[begin Task data]

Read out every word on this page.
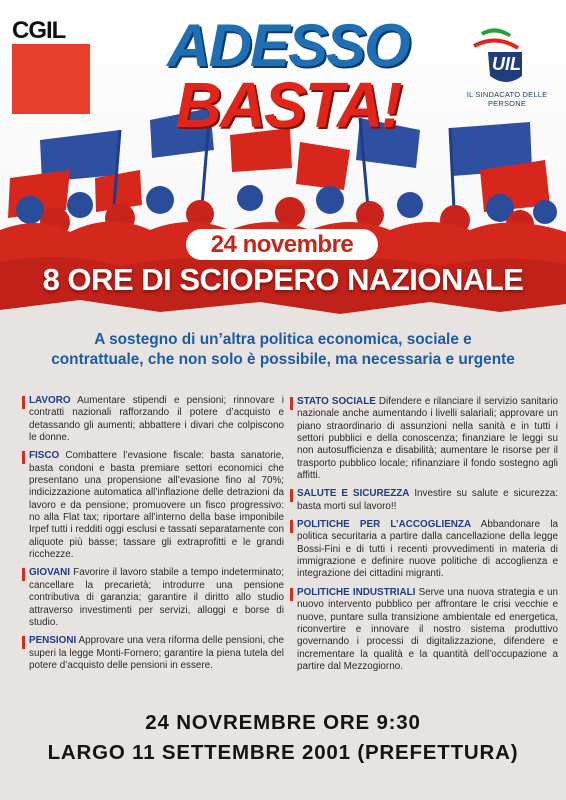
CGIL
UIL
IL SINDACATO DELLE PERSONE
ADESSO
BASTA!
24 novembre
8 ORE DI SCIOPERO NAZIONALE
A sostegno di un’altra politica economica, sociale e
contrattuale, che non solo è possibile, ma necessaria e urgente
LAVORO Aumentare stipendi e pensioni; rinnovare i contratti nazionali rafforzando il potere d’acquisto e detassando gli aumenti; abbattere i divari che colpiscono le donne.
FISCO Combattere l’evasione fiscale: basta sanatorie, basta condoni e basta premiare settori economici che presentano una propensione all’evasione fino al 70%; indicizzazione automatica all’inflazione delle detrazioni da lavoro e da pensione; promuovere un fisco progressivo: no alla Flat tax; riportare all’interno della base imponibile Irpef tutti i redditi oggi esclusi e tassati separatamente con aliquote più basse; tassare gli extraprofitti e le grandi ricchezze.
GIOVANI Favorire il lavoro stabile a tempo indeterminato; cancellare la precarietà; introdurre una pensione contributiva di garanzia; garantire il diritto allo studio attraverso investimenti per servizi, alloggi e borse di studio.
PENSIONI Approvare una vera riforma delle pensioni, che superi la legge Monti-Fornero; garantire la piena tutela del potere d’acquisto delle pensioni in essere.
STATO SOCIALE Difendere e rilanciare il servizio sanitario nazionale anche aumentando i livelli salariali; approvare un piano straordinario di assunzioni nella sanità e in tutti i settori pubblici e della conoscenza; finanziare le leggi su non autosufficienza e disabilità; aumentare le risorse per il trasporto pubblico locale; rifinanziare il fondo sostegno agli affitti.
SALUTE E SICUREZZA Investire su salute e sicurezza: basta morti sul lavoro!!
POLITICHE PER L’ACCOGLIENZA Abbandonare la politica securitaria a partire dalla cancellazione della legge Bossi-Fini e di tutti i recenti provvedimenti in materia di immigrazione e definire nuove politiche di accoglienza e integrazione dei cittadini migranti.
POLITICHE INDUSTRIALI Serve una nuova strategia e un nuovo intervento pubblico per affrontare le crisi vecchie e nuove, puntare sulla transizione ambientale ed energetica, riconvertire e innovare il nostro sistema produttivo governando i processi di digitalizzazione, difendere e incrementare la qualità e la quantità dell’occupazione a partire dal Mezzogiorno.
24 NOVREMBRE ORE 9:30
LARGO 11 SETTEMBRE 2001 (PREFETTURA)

[end Task data]
[begin Task data]

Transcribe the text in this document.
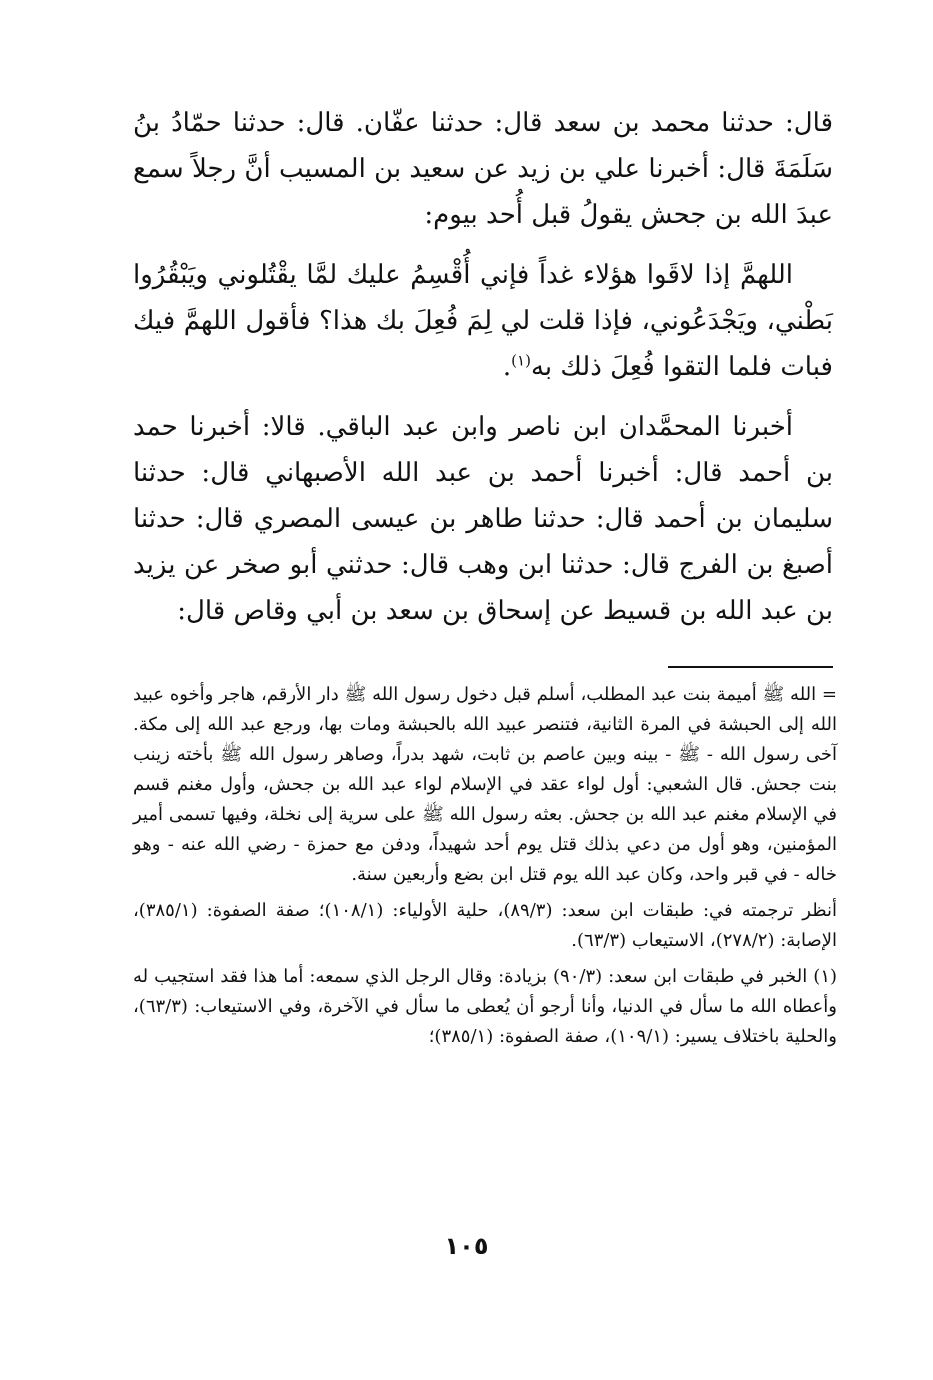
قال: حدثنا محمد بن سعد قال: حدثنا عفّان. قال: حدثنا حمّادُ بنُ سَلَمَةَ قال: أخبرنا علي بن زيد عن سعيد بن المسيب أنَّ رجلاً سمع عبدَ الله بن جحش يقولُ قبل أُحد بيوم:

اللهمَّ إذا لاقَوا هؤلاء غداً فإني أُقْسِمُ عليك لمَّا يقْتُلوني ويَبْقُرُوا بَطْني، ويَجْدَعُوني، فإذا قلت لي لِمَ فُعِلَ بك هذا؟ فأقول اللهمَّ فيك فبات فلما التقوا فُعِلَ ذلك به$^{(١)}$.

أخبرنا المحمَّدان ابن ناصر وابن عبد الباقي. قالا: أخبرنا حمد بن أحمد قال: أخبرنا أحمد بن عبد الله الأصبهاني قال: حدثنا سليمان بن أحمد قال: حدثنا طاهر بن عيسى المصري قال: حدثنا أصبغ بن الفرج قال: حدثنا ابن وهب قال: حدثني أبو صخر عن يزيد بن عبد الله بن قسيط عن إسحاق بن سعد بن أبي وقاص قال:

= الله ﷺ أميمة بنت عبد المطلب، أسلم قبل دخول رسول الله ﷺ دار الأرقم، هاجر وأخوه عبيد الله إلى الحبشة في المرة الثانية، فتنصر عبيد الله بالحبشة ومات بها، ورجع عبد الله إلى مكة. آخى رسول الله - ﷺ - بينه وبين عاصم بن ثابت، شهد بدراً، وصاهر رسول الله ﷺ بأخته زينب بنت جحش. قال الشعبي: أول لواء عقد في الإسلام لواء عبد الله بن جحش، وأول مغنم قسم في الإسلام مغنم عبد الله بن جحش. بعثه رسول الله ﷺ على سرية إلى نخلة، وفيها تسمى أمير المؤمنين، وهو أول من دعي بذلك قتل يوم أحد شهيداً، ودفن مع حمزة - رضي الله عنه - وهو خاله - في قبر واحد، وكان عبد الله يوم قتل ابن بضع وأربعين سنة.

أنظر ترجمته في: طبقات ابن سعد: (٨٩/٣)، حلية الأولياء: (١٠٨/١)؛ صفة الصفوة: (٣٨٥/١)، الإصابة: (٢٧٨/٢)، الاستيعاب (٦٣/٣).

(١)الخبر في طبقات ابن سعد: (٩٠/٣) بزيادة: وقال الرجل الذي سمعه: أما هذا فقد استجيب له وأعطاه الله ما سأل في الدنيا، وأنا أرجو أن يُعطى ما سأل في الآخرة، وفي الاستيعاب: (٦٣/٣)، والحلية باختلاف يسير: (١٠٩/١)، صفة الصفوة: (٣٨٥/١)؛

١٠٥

[end Task data]

▸ Given request:
Show, from the material above, each line that includes the string "politica".

▸ Full answer:
A sostegno di un’altra politica economica, sociale e
POLITICHE PER L’ACCOGLIENZA Abbandonare la politica securitaria a partire dalla cancellazione della legge Bossi-Fini e di tutti i recenti provvedimenti in materia di immigrazione e definire nuove politiche di accoglienza e integrazione dei cittadini migranti.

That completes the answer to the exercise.